- [WHAT THIS TASK INVOLVES]:
Extract the entries in their exact form.

---------- DATASET EXCERPTS

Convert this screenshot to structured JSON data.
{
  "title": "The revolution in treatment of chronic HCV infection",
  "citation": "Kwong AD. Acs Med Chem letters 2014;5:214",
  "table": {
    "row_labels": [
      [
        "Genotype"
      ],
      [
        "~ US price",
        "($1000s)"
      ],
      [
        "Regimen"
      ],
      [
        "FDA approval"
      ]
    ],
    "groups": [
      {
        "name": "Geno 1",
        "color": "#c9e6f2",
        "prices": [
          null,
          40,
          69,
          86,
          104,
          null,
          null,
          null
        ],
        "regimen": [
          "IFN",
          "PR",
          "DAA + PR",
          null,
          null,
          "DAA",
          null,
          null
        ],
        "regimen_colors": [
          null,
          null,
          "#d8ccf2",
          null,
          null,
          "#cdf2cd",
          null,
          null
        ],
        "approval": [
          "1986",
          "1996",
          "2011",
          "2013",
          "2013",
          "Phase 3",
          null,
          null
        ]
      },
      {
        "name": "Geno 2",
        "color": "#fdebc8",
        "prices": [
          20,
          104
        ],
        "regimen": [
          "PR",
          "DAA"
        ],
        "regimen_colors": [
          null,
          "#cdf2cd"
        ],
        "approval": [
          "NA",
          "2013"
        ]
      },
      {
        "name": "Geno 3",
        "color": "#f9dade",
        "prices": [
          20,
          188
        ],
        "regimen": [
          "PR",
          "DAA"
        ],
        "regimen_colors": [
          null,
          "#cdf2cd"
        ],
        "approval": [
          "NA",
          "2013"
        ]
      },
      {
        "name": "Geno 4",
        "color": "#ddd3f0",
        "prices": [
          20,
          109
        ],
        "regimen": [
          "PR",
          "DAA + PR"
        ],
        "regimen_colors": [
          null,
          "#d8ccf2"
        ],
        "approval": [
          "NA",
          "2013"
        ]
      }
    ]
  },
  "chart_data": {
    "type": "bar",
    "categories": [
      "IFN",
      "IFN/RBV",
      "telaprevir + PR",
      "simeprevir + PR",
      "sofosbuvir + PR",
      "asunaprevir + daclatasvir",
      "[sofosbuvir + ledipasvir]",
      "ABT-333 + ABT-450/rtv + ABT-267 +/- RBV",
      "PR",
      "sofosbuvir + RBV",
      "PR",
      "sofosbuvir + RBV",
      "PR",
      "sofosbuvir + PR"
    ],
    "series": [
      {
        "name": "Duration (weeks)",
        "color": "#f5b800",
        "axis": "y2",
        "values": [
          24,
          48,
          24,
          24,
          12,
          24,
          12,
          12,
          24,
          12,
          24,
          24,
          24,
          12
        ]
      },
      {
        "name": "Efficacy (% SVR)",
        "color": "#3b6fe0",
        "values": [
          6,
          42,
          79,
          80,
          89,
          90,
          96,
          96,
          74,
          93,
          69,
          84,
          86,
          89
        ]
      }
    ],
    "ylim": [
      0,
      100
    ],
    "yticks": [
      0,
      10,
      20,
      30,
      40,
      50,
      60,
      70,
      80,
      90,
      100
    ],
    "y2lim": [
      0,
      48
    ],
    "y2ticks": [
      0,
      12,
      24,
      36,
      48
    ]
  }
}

--------------------

- [EXPECTED OUTPUT]:
Convert this screenshot to structured JSON data.
{
  "title": "The revolution in treatment of chronic HCV infection",
  "citation": "Kwong AD. Acs Med Chem letters 2014;5:214",
  "table": {
    "row_labels": [
      [
        "Genotype"
      ],
      [
        "~ US price",
        "($1000s)"
      ],
      [
        "Regimen"
      ],
      [
        "FDA approval"
      ]
    ],
    "groups": [
      {
        "name": "Geno 1",
        "color": "#c9e6f2",
        "prices": [
          null,
          40,
          69,
          86,
          104,
          null,
          null,
          null
        ],
        "regimen": [
          "IFN",
          "PR",
          "DAA + PR",
          null,
          null,
          "DAA",
          null,
          null
        ],
        "regimen_colors": [
          null,
          null,
          "#d8ccf2",
          null,
          null,
          "#cdf2cd",
          null,
          null
        ],
        "approval": [
          "1986",
          "1996",
          "2011",
          "2013",
          "2013",
          "Phase 3",
          null,
          null
        ]
      },
      {
        "name": "Geno 2",
        "color": "#fdebc8",
        "prices": [
          20,
          104
        ],
        "regimen": [
          "PR",
          "DAA"
        ],
        "regimen_colors": [
          null,
          "#cdf2cd"
        ],
        "approval": [
          "NA",
          "2013"
        ]
      },
      {
        "name": "Geno 3",
        "color": "#f9dade",
        "prices": [
          20,
          188
        ],
        "regimen": [
          "PR",
          "DAA"
        ],
        "regimen_colors": [
          null,
          "#cdf2cd"
        ],
        "approval": [
          "NA",
          "2013"
        ]
      },
      {
        "name": "Geno 4",
        "color": "#ddd3f0",
        "prices": [
          20,
          109
        ],
        "regimen": [
          "PR",
          "DAA + PR"
        ],
        "regimen_colors": [
          null,
          "#d8ccf2"
        ],
        "approval": [
          "NA",
          "2013"
        ]
      }
    ]
  },
  "chart_data": {
    "type": "bar",
    "categories": [
      "IFN",
      "IFN/RBV",
      "telaprevir + PR",
      "simeprevir + PR",
      "sofosbuvir + PR",
      "asunaprevir + daclatasvir",
      "[sofosbuvir + ledipasvir]",
      "ABT-333 + ABT-450/rtv + ABT-267 +/- RBV",
      "PR",
      "sofosbuvir + RBV",
      "PR",
      "sofosbuvir + RBV",
      "PR",
      "sofosbuvir + PR"
    ],
    "series": [
      {
        "name": "Duration (weeks)",
        "color": "#f5b800",
        "axis": "y2",
        "values": [
          24,
          48,
          24,
          24,
          12,
          24,
          12,
          12,
          24,
          12,
          24,
          24,
          24,
          12
        ]
      },
      {
        "name": "Efficacy (% SVR)",
        "color": "#3b6fe0",
        "values": [
          6,
          42,
          79,
          80,
          89,
          90,
          96,
          96,
          74,
          93,
          69,
          84,
          86,
          89
        ]
      }
    ],
    "ylim": [
      0,
      100
    ],
    "yticks": [
      0,
      10,
      20,
      30,
      40,
      50,
      60,
      70,
      80,
      90,
      100
    ],
    "y2lim": [
      0,
      48
    ],
    "y2ticks": [
      0,
      12,
      24,
      36,
      48
    ]
  }
}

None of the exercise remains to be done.